Texte fourni =>
========================
Langues officielles : possible dissidence au cabinet libéral sur C-13
OTTAWA – Le projet de Loi C-13 visant à réformer la Loi sur les langues officielles pourrait être dans l’eau chaude alors qu’un ministre du gouvernement Trudeau affirme ne pas savoir s’il voterait pour, allant ainsi à l’encontre de ses collègues. D’autres députés refusent de se prononcer alors que certains ont déjà signalé qu’ils voteraient pour.
Marc Miller, ministre des Relations Couronne-Autochtones, qui représente la circonscription anglo-montréalaise de Ville-Marie-Le Sud-Ouest-Île-des-Sœurs, a laissé la porte ouverte quant à voter contre, car le projet de loi diffère de celui déposé en mars dernier.
« En minorité, on ne contrôle pas la donne nécessairement et il y a des amendements des conservateurs et du Bloc (Québécois), qui modifient complètement l’esprit de la Loi, c’est-à-dire de protéger l’anglais et le français, le cas échéant, dans sa sphère de compétence. C’est donc très important », a-t-il affirmé avant de faire son entrée à la réunion du caucus.
Le son de cloche est complètement différent auprès de la ministre des Langues officielles qui affirme que les changements proposés par l’opposition ne changeront pas son appui à C-13.
========================
Données extraites =>
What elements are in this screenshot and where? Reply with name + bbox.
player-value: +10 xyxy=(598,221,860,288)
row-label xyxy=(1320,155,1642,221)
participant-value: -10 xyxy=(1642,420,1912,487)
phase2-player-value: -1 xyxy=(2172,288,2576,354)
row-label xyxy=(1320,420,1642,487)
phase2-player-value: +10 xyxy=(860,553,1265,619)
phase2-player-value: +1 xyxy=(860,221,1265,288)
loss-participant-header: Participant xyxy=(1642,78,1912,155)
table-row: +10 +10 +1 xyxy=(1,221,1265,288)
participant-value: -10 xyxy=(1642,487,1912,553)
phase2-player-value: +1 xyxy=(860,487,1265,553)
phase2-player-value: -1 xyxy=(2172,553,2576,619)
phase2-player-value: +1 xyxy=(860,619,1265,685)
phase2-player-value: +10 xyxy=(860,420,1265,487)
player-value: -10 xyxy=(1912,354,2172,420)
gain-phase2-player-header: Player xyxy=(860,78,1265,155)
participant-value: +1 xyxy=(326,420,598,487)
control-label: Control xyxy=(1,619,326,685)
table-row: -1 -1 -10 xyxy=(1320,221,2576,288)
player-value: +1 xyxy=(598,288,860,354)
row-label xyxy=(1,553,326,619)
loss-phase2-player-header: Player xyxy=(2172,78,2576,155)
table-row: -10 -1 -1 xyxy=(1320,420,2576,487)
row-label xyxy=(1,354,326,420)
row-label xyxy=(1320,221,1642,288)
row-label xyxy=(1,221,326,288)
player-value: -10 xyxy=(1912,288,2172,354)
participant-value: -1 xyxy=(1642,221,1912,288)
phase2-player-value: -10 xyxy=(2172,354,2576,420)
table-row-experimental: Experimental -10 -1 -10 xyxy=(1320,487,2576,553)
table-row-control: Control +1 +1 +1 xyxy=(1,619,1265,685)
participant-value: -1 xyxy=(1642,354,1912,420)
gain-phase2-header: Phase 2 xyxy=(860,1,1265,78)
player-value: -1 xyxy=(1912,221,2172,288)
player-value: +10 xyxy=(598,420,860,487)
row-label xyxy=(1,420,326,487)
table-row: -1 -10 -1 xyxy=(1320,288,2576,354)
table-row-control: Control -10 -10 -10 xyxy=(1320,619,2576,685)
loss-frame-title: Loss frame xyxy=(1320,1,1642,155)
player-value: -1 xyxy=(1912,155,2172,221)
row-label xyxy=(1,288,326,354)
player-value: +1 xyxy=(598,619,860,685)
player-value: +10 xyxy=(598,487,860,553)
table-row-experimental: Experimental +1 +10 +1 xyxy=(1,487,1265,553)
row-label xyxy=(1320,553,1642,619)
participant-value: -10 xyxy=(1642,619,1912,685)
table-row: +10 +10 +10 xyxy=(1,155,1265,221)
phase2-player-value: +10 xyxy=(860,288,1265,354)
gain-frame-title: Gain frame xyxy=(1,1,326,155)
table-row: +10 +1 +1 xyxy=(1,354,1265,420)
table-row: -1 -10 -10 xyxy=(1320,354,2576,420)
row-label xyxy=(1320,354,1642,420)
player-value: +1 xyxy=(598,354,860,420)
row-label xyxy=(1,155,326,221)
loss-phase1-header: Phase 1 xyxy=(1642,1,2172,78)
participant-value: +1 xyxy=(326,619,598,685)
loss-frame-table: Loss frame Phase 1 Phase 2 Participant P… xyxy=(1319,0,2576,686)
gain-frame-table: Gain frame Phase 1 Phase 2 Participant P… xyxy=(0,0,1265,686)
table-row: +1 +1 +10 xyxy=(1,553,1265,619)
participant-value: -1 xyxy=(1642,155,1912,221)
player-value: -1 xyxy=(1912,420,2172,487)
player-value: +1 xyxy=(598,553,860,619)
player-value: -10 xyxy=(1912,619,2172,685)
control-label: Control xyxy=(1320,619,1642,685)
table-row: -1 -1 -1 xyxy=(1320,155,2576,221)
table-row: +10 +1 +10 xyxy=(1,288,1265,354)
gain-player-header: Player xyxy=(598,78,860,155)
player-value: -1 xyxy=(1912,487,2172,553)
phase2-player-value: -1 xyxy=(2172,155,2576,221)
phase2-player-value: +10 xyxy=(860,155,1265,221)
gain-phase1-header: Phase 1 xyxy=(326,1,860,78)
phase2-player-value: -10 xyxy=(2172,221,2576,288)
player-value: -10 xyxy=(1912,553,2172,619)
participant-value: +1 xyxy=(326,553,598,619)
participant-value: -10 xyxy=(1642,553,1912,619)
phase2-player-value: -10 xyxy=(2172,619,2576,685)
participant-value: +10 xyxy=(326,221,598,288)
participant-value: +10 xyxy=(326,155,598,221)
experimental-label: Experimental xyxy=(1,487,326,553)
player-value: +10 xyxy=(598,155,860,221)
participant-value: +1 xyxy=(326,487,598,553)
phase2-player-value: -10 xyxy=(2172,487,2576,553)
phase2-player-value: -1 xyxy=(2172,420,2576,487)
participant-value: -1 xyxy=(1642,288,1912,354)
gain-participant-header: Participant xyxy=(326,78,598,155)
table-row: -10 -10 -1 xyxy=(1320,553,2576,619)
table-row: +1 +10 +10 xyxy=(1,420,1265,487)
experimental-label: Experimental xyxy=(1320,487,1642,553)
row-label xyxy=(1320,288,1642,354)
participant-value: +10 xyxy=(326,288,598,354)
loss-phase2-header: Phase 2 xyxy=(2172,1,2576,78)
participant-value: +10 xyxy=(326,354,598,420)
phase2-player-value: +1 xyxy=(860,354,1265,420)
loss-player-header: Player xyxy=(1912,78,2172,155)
========================
Consigne =>
Relevez toutes les formations politiques nommées dans l'article sur le projet de loi C-13. Le matériel ne joue aucun rôle ici.

Corrigé =>
- libéral (le cabinet libéral)
- les conservateurs
- le Bloc (Québécois)